▸ DATA SHOWN

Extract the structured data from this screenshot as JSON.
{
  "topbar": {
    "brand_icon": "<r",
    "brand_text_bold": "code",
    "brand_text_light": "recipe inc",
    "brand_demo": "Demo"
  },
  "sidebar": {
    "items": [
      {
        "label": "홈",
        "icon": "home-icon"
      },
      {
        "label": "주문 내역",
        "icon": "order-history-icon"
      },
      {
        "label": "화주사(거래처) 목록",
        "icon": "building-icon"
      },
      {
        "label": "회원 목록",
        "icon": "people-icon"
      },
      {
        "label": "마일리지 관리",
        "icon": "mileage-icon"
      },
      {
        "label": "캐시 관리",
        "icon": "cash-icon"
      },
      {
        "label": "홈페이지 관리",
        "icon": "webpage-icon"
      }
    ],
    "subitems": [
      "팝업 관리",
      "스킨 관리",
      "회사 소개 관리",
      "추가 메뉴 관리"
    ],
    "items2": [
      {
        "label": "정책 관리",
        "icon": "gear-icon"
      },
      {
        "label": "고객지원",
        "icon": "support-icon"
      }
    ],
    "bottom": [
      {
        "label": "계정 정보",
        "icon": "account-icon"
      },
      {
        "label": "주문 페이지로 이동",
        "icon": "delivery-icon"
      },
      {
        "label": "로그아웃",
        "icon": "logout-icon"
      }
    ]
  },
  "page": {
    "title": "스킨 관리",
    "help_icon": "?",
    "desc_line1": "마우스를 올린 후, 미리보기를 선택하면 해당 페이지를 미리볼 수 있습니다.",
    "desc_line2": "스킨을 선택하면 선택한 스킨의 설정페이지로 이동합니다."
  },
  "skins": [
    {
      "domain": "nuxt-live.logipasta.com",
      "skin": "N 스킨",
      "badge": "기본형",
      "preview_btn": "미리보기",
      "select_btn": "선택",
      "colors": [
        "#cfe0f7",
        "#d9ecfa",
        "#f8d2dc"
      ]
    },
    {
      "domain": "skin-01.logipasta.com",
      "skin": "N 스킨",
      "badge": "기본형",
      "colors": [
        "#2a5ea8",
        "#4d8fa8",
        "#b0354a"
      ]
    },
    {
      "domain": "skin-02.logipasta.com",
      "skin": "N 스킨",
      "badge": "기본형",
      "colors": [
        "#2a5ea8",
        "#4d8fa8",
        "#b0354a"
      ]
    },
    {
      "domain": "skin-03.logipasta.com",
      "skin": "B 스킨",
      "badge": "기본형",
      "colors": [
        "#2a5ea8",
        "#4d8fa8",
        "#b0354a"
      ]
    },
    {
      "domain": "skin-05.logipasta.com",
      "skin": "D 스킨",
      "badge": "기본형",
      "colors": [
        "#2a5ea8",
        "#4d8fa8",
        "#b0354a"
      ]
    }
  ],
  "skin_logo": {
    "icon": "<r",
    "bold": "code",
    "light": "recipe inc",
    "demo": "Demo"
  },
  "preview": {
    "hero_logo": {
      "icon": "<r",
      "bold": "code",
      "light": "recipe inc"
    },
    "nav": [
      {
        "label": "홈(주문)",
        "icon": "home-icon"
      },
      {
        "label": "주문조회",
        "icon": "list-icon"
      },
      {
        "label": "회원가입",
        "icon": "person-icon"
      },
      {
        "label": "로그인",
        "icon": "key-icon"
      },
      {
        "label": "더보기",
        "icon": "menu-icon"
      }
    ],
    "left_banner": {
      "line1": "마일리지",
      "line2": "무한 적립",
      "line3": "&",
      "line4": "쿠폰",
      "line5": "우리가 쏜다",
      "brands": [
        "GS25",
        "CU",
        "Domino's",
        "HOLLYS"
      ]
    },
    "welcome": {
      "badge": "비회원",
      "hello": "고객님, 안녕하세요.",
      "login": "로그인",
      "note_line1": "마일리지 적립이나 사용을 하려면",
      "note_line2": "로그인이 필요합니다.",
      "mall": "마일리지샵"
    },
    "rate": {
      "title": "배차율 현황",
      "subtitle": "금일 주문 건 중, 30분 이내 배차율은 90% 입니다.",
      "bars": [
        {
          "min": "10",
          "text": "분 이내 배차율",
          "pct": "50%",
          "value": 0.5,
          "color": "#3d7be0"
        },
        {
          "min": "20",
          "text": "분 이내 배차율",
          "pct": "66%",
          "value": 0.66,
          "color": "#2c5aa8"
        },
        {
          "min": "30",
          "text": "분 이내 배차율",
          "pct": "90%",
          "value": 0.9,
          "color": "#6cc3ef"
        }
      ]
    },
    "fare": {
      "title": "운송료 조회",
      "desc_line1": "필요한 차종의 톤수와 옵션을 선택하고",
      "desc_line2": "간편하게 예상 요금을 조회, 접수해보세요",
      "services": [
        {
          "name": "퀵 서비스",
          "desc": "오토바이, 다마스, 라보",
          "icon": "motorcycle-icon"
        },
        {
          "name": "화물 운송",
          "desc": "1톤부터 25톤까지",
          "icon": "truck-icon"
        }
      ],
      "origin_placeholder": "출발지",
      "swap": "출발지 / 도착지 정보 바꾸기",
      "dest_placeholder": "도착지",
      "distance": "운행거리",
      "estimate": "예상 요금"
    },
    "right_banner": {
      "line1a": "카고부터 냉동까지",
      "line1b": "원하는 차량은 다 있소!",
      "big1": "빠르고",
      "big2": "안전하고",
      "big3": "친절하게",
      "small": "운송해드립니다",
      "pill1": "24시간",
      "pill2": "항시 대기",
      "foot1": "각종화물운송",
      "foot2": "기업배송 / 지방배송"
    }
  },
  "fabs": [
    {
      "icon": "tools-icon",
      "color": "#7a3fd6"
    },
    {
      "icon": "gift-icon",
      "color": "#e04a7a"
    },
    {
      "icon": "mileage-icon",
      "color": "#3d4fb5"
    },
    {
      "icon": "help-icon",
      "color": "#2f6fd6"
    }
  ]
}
--
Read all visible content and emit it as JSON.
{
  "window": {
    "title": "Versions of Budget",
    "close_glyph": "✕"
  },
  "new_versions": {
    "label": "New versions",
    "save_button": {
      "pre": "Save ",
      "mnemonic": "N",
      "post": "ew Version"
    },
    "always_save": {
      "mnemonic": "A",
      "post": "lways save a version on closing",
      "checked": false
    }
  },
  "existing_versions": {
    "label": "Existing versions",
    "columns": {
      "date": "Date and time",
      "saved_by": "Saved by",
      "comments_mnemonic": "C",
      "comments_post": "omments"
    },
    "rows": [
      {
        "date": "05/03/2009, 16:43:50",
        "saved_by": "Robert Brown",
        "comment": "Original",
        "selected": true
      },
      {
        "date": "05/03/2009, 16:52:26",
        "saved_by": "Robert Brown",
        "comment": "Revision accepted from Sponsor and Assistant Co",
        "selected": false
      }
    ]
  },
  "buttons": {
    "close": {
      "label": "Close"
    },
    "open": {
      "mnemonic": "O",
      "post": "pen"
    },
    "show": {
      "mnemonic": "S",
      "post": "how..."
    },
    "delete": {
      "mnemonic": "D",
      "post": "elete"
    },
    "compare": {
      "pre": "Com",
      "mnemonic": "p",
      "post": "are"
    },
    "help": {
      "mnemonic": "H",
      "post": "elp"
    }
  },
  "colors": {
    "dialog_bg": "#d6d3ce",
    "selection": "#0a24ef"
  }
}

▸ THE EXERCISE
Respond with the number of lines containing "JSON" and no additional words.

▸ TASK ANSWER
2